Count Total Digits in a Number useing recursion and when n is 0 then count it's and print 1 . and my question is how to count 0 as digits and print 1?

Question

public class CountNumberRecursion 
{
    
    public static int countDigits(int n)
    {
        int count=0;
        
        if(n==0)
            return n;
        
        return ++count + countDigits(n/10);
    }

    public static void main(String[] args) 
    {
         System.out.println(countDigits(0));
    }

}

In this example run, I want to count 0 as digits and print 1 in output, but it prints 0.

Answer 1

This is an understandable issue. On the one hand we have the case where a single digit is passed as n , and then the recursive call for n/10 should return 0 (as it does now).

On the other hand, if the value n is 0 from the start , it should return 1.

-*-*-

> _Challenge 1_:
Reproduce part of the recursion digit-count thread word for word, beginning at the words "In this example" and stopping after "it does now).".
> _Challenge 2_:
Pick up the thread on counting digits with recursion where it stops, and carry it forward.

> _Data block_:
-*-*-

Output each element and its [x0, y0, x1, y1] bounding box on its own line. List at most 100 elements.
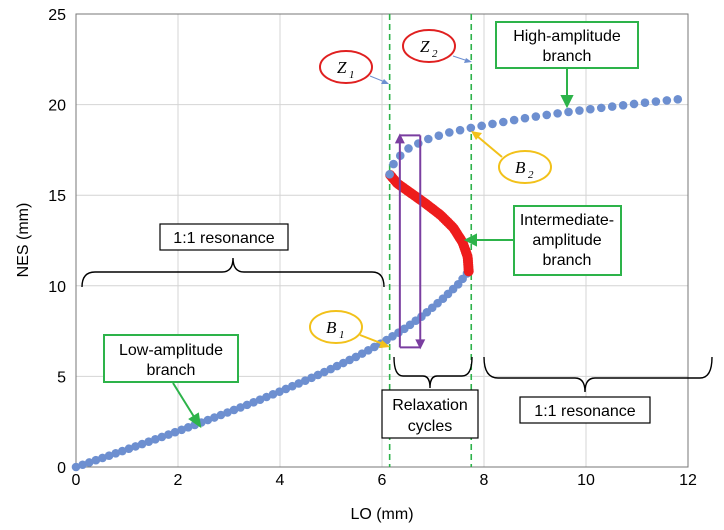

-*-*-

> _Expected answer 1_:
In this example run, I want to count 0 as digits and print 1 in output, but it prints 0.

Answer 1

This is an understandable issue. On the one hand we have the case where a single digit is passed as n , and then the recursive call for n/10 should return 0 (as it does now).

> _Expected answer 2_:
This is a contradiction that you can solve by making 0 a special case in the main program. But this is solved more elegantly by stopping the recursion one step earlier , so not when all digits are gone, but when there is one digit. This you can implement by changing:

if(n==0)
    return n;

...to:

if(n<10)  // Only 1 digit?
    return 1;

This way the function can never return 0, so even for 0 it will return 1.

Remark

It is bit overkill to have the count variable. You can just add 1 to what the recursive call returns:

return 1 + countDigits(n/10);

With a conditional operator, both the base case and the recursive case can be combined in one expression:

public static int countDigits(int n)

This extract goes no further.